Please give the lines again, starting with the line containing "Patent image size: (982, 1147)." and going on through the line containing "The frame 14 is at (782, 980).", with "circuit configuration" swapped for "circuit layout" and nothing else changed.

Dataset excerpts:
+ + + +

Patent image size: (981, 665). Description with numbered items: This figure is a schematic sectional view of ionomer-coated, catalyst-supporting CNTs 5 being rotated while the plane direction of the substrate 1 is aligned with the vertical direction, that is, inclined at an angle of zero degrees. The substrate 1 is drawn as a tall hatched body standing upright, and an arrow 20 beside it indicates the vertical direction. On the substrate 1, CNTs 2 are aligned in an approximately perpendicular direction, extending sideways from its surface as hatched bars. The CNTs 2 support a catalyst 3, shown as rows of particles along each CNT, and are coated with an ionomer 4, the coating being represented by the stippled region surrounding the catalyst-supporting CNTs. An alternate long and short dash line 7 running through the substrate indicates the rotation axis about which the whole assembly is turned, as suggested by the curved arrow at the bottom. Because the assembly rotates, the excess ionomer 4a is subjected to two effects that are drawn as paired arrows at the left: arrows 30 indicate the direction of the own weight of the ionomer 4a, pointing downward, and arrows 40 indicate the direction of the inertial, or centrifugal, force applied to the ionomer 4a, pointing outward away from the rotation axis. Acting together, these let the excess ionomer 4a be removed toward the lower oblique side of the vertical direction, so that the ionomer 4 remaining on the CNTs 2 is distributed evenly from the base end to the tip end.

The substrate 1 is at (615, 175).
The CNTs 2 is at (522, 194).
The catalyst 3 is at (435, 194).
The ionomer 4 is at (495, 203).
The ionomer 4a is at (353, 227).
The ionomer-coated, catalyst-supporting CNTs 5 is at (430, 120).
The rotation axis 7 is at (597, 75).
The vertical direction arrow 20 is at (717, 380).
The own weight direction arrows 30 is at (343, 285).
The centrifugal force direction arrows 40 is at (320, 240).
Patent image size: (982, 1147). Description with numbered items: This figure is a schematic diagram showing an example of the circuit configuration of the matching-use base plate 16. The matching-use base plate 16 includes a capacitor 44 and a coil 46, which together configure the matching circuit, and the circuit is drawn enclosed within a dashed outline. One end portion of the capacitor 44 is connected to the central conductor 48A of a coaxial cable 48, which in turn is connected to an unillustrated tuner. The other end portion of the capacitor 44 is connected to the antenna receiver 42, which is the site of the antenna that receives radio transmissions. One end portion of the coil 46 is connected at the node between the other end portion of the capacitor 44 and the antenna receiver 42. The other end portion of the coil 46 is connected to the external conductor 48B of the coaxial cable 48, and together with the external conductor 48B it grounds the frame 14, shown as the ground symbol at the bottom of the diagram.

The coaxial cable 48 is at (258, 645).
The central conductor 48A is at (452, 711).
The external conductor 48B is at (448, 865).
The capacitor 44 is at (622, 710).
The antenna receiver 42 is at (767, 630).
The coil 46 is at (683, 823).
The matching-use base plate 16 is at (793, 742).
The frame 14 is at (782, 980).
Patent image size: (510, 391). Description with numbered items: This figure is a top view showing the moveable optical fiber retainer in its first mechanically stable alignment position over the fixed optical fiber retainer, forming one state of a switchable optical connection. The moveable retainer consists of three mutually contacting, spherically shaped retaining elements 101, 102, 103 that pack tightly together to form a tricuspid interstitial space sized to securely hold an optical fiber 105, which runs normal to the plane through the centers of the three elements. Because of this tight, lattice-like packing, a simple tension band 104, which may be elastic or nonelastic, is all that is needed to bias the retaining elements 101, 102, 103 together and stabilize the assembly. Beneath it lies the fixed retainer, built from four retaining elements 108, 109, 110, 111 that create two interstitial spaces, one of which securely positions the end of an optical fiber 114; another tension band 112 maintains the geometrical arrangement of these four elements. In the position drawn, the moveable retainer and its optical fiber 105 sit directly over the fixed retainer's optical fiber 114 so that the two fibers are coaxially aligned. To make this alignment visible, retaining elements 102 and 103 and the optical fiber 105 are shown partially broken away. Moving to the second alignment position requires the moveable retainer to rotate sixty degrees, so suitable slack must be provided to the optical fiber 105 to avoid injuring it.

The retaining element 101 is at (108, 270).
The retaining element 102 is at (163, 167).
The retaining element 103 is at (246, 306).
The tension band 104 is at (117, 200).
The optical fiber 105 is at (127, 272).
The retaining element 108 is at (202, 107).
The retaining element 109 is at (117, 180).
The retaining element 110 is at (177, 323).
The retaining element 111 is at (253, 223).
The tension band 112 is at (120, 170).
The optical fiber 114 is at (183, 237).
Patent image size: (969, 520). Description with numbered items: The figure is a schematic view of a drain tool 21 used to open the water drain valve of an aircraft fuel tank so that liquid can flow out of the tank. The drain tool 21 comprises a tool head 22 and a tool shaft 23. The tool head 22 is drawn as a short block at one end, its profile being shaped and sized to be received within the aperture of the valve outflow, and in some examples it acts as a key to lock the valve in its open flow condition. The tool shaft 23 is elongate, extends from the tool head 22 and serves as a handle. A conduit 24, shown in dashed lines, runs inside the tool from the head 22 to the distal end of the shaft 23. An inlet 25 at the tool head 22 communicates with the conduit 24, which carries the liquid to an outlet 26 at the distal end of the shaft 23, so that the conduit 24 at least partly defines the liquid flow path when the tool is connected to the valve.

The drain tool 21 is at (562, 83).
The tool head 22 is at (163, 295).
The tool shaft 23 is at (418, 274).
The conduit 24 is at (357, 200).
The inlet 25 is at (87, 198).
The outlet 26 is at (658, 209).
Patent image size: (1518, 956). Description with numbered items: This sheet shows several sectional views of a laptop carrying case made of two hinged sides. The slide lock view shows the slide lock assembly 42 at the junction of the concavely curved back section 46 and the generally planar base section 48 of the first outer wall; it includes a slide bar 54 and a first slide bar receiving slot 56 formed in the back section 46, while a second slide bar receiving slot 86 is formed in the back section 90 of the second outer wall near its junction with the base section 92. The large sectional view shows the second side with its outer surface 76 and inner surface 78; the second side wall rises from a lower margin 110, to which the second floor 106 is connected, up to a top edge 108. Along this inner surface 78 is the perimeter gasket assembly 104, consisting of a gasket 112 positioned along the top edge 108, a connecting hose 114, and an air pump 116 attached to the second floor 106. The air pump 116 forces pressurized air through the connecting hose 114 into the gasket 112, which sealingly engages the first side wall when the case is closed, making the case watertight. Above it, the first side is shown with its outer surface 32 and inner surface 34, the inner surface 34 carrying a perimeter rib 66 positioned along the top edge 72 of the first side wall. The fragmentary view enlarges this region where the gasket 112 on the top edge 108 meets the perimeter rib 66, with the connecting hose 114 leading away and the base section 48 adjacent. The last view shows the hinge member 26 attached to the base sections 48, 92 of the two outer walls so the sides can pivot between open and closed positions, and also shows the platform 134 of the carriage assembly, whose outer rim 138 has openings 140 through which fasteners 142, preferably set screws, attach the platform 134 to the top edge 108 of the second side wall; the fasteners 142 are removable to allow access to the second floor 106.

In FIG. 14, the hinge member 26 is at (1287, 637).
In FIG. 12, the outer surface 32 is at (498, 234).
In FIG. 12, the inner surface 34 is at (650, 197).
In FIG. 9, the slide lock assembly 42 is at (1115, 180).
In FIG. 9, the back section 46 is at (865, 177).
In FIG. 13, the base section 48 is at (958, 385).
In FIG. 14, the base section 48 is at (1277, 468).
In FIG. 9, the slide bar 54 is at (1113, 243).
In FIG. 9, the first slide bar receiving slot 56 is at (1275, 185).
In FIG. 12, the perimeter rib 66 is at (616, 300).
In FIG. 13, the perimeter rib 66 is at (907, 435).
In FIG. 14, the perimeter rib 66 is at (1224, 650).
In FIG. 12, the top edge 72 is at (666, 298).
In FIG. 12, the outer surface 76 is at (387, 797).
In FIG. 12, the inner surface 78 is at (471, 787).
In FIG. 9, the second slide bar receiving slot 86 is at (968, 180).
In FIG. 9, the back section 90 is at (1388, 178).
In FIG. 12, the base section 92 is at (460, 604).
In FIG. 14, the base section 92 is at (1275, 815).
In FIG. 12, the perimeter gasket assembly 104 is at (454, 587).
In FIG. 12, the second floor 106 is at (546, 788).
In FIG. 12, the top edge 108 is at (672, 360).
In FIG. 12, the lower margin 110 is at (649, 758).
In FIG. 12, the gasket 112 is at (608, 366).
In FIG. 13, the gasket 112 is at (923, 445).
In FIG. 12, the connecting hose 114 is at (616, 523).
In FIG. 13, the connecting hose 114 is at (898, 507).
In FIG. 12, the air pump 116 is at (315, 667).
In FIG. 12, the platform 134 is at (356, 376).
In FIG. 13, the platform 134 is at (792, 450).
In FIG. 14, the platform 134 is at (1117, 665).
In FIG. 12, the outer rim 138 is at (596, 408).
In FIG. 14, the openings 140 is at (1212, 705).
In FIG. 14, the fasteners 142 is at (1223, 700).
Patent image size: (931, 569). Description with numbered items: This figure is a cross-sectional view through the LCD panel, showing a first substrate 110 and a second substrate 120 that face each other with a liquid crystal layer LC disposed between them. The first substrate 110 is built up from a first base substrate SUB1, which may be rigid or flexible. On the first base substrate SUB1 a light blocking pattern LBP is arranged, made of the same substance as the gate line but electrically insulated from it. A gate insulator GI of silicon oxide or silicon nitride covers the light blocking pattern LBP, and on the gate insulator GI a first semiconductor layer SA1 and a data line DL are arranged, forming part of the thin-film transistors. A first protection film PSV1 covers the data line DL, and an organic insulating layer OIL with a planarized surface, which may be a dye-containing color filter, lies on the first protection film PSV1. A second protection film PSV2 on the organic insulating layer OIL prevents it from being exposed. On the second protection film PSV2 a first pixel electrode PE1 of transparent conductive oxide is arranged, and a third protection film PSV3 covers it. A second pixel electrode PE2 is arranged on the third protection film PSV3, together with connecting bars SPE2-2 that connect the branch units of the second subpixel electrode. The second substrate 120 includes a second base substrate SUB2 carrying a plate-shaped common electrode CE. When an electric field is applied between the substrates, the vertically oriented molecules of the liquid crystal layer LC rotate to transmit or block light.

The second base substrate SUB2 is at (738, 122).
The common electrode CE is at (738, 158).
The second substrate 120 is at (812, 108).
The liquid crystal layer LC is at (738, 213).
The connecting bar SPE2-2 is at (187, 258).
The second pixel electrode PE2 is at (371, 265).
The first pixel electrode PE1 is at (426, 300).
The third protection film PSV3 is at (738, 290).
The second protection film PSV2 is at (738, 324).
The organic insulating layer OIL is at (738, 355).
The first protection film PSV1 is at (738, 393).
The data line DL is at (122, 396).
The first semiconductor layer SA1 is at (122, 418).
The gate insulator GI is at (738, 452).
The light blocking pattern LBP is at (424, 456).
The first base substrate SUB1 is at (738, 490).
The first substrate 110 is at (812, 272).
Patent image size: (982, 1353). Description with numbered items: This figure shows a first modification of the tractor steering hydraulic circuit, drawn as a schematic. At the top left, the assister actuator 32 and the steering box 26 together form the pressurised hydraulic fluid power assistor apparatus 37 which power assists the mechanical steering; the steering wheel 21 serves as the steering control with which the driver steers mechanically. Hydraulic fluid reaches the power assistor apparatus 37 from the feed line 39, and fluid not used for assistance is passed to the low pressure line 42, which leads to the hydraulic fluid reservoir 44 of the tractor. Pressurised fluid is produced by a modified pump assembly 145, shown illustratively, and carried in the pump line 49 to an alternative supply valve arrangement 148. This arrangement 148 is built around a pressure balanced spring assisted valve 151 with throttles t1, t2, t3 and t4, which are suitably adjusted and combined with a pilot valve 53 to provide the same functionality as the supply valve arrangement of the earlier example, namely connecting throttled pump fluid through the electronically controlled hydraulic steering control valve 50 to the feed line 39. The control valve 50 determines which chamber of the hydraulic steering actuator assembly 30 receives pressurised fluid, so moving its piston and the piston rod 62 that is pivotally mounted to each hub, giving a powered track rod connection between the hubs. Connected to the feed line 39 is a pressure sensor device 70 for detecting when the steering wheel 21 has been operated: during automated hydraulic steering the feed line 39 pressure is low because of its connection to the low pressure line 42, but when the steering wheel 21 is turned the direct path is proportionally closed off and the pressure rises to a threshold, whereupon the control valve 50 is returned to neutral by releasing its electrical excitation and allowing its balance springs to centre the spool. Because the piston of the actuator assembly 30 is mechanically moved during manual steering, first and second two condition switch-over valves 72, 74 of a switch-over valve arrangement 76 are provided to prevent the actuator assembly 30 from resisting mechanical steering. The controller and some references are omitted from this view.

+ + + +

Response:
Patent image size: (982, 1147). Description with numbered items: This figure is a schematic diagram showing an example of the circuit layout of the matching-use base plate 16. The matching-use base plate 16 includes a capacitor 44 and a coil 46, which together configure the matching circuit, and the circuit is drawn enclosed within a dashed outline. One end portion of the capacitor 44 is connected to the central conductor 48A of a coaxial cable 48, which in turn is connected to an unillustrated tuner. The other end portion of the capacitor 44 is connected to the antenna receiver 42, which is the site of the antenna that receives radio transmissions. One end portion of the coil 46 is connected at the node between the other end portion of the capacitor 44 and the antenna receiver 42. The other end portion of the coil 46 is connected to the external conductor 48B of the coaxial cable 48, and together with the external conductor 48B it grounds the frame 14, shown as the ground symbol at the bottom of the diagram.

The coaxial cable 48 is at (258, 645).
The central conductor 48A is at (452, 711).
The external conductor 48B is at (448, 865).
The capacitor 44 is at (622, 710).
The antenna receiver 42 is at (767, 630).
The coil 46 is at (683, 823).
The matching-use base plate 16 is at (793, 742).
The frame 14 is at (782, 980).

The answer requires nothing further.